Autarca de Bragança, Isabel Ferreira
Foto: Rui Manuel Ferreira / Arquivo
A Assembleia Municipal de Bragança aprovou, esta quinta-feira, o orçamento da Câmara para 2026, no valor de 60 milhões de euros, com 47 abstenções e 29 votos a favor.
Os 60 milhões de euros incluem 7,8 milhões para o Plano Municipal de Atividades e 21 milhões para o Plano Plurianual de Investimentos.
A presidente da Câmara, Isabel Ferreira, destacou que é o orçamento de transição de um executivo social-democrata, que liderou o município 12 anos, para o primeiro dos novos membros do município, eleitos pelo Partido Socialista, nas últimas autárquicas. "Tenho de sublinhar o estado de degradação global dos edifícios municipais. Depois, uma falta de concretização de executivos anteriores e uma baixa e má execução de fundos europeus", explicou a autarca ao JN, salientado que o orçamento visa "o crescimento económico e a modernização de infraestruturas, a valorização do património, a promoção da qualidade de vida dos cidadãos e reforço da coesão social".

● **EXCERTOS DE DADOS**:
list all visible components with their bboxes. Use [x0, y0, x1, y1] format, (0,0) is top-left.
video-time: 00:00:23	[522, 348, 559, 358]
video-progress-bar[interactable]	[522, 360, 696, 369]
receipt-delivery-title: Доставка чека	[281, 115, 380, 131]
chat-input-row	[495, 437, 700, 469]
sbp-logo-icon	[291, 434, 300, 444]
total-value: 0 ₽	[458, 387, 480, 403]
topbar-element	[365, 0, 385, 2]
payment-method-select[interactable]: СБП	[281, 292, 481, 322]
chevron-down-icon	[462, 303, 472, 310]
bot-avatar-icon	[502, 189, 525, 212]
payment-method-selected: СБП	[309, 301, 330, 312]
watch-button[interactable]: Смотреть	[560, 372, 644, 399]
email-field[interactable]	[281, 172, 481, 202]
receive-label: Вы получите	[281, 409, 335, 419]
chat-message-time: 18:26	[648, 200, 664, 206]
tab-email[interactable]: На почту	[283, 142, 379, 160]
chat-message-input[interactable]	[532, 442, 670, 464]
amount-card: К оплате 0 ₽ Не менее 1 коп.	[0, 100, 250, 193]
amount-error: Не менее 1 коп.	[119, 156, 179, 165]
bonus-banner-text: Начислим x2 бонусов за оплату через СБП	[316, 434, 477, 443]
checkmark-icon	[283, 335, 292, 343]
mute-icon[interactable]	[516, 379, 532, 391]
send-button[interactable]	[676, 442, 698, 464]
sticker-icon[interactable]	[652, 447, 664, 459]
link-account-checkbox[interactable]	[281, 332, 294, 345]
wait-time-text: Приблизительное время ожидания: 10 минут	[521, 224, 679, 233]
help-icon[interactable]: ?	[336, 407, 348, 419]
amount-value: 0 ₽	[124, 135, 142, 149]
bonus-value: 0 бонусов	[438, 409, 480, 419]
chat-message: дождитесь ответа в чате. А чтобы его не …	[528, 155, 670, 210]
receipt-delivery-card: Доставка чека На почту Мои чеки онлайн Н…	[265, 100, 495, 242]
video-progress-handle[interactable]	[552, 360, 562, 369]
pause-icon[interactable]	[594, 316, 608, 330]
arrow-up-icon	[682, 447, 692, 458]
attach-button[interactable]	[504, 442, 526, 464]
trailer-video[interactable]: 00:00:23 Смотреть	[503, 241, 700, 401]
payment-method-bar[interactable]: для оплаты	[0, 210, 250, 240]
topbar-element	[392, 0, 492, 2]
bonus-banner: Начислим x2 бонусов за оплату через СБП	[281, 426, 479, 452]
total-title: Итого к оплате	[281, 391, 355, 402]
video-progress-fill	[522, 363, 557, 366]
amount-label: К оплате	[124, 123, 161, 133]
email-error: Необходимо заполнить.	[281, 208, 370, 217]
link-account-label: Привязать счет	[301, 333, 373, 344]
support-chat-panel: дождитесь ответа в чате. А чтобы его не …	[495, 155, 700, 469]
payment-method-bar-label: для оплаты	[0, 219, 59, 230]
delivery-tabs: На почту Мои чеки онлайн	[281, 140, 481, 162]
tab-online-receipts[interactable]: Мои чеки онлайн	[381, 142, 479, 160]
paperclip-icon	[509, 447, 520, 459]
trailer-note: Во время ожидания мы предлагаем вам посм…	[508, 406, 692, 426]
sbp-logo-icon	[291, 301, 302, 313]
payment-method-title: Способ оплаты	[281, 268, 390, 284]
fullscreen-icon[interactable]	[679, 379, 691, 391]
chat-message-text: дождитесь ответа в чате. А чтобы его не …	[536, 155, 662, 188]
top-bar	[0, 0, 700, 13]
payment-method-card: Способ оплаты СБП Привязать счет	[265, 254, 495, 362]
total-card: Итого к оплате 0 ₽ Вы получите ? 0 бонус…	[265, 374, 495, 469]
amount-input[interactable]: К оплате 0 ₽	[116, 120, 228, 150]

● **TRABALHO PROPOSTO**:
Transcreva na íntegra, sem qualquer alteração, o texto sobre o orçamento municipal de Bragança para 2026. Os registos não fazem falta para resolver este trabalho.

● **RESPOSTA**:
Autarca de Bragança, Isabel Ferreira
Foto: Rui Manuel Ferreira / Arquivo
A Assembleia Municipal de Bragança aprovou, esta quinta-feira, o orçamento da Câmara para 2026, no valor de 60 milhões de euros, com 47 abstenções e 29 votos a favor.
Os 60 milhões de euros incluem 7,8 milhões para o Plano Municipal de Atividades e 21 milhões para o Plano Plurianual de Investimentos.
A presidente da Câmara, Isabel Ferreira, destacou que é o orçamento de transição de um executivo social-democrata, que liderou o município 12 anos, para o primeiro dos novos membros do município, eleitos pelo Partido Socialista, nas últimas autárquicas. "Tenho de sublinhar o estado de degradação global dos edifícios municipais. Depois, uma falta de concretização de executivos anteriores e uma baixa e má execução de fundos europeus", explicou a autarca ao JN, salientado que o orçamento visa "o crescimento económico e a modernização de infraestruturas, a valorização do património, a promoção da qualidade de vida dos cidadãos e reforço da coesão social".